→ What you need to do
Reproduce each of the items below word for word, changing nothing.

Spatial annotation items
□ □ □

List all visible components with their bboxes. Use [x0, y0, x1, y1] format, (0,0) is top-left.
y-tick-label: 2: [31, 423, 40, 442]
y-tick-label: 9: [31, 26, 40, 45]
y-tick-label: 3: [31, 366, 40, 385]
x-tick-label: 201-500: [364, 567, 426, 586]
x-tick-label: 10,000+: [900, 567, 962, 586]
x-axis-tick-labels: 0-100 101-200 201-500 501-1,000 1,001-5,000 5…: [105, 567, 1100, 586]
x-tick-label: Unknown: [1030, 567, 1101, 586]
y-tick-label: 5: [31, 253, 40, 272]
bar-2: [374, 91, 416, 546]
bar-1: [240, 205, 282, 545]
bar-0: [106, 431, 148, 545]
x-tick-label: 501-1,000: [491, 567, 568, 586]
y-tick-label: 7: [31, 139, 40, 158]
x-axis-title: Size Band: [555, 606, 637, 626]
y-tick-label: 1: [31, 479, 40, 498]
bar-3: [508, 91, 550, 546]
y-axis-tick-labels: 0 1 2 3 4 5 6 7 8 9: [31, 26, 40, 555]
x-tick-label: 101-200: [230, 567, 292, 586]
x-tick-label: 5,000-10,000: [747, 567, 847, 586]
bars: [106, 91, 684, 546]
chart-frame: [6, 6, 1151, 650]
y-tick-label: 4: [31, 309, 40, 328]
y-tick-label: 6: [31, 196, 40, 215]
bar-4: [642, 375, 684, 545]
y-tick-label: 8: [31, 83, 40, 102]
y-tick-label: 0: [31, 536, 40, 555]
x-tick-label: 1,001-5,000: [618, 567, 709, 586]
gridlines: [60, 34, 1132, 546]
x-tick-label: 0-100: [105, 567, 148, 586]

□ □ □

→ Task result
List all visible components with their bboxes. Use [x0, y0, x1, y1] format, (0,0) is top-left.
y-tick-label: 2: [31, 423, 40, 442]
y-tick-label: 9: [31, 26, 40, 45]
y-tick-label: 3: [31, 366, 40, 385]
x-tick-label: 201-500: [364, 567, 426, 586]
x-tick-label: 10,000+: [900, 567, 962, 586]
x-axis-tick-labels: 0-100 101-200 201-500 501-1,000 1,001-5,000 5…: [105, 567, 1100, 586]
x-tick-label: Unknown: [1030, 567, 1101, 586]
y-tick-label: 5: [31, 253, 40, 272]
bar-2: [374, 91, 416, 546]
bar-1: [240, 205, 282, 545]
bar-0: [106, 431, 148, 545]
x-tick-label: 501-1,000: [491, 567, 568, 586]
y-tick-label: 7: [31, 139, 40, 158]
x-axis-title: Size Band: [555, 606, 637, 626]
y-tick-label: 1: [31, 479, 40, 498]
bar-3: [508, 91, 550, 546]
y-axis-tick-labels: 0 1 2 3 4 5 6 7 8 9: [31, 26, 40, 555]
x-tick-label: 101-200: [230, 567, 292, 586]
x-tick-label: 5,000-10,000: [747, 567, 847, 586]
bars: [106, 91, 684, 546]
chart-frame: [6, 6, 1151, 650]
y-tick-label: 4: [31, 309, 40, 328]
y-tick-label: 6: [31, 196, 40, 215]
bar-4: [642, 375, 684, 545]
y-tick-label: 8: [31, 83, 40, 102]
y-tick-label: 0: [31, 536, 40, 555]
x-tick-label: 1,001-5,000: [618, 567, 709, 586]
gridlines: [60, 34, 1132, 546]
x-tick-label: 0-100: [105, 567, 148, 586]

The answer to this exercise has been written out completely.